YOUR TASK - Check each line of the material below for the string "glyph", then report how many lines have it, and nothing else.

RECORD EXCERPTS -
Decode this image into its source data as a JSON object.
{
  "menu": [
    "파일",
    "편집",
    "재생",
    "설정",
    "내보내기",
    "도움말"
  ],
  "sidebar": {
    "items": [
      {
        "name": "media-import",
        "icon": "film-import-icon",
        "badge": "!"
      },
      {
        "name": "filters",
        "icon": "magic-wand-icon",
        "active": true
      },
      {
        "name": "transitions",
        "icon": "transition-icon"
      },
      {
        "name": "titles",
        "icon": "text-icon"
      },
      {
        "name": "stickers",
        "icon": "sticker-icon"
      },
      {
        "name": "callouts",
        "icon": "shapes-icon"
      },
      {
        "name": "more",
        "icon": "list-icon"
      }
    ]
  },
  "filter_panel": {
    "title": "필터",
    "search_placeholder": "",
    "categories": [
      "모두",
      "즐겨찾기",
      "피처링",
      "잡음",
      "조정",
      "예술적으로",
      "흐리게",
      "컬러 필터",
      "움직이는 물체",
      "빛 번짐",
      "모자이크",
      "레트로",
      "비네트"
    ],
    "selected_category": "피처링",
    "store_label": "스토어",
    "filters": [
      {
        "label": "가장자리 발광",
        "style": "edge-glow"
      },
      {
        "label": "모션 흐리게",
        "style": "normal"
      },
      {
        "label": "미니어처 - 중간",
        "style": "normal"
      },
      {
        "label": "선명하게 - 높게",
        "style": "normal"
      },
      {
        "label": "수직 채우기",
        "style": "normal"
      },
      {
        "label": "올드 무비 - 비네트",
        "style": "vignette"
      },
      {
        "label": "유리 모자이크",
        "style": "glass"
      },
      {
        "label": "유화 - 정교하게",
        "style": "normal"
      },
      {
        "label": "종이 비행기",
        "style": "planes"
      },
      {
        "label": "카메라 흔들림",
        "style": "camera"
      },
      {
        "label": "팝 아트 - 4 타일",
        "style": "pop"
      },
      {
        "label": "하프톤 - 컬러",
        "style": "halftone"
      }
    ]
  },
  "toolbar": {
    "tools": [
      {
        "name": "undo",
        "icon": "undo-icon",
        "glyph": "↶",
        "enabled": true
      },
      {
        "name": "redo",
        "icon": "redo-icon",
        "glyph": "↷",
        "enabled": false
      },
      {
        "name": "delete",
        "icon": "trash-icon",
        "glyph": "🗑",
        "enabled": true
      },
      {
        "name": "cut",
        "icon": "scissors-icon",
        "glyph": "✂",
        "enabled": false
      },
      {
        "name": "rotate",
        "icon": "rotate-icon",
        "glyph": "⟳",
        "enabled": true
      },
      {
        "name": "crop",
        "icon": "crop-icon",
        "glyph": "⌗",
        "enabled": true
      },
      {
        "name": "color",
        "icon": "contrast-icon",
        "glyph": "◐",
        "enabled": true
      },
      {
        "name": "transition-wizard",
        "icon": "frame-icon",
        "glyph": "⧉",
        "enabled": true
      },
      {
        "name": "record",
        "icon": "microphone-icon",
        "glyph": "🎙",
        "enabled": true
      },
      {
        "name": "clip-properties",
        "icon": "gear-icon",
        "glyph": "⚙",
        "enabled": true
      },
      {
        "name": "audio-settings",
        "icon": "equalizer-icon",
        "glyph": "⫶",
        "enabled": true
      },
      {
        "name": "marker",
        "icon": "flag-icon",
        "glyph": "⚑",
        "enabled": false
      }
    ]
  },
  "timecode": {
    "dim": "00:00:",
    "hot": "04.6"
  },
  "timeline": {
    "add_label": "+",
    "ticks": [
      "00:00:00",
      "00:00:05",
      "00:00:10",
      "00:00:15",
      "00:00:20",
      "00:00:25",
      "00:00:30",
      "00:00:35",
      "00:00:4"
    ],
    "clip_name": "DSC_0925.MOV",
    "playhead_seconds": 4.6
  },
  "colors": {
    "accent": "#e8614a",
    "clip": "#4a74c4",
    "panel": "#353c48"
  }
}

FINISHED TASK - 12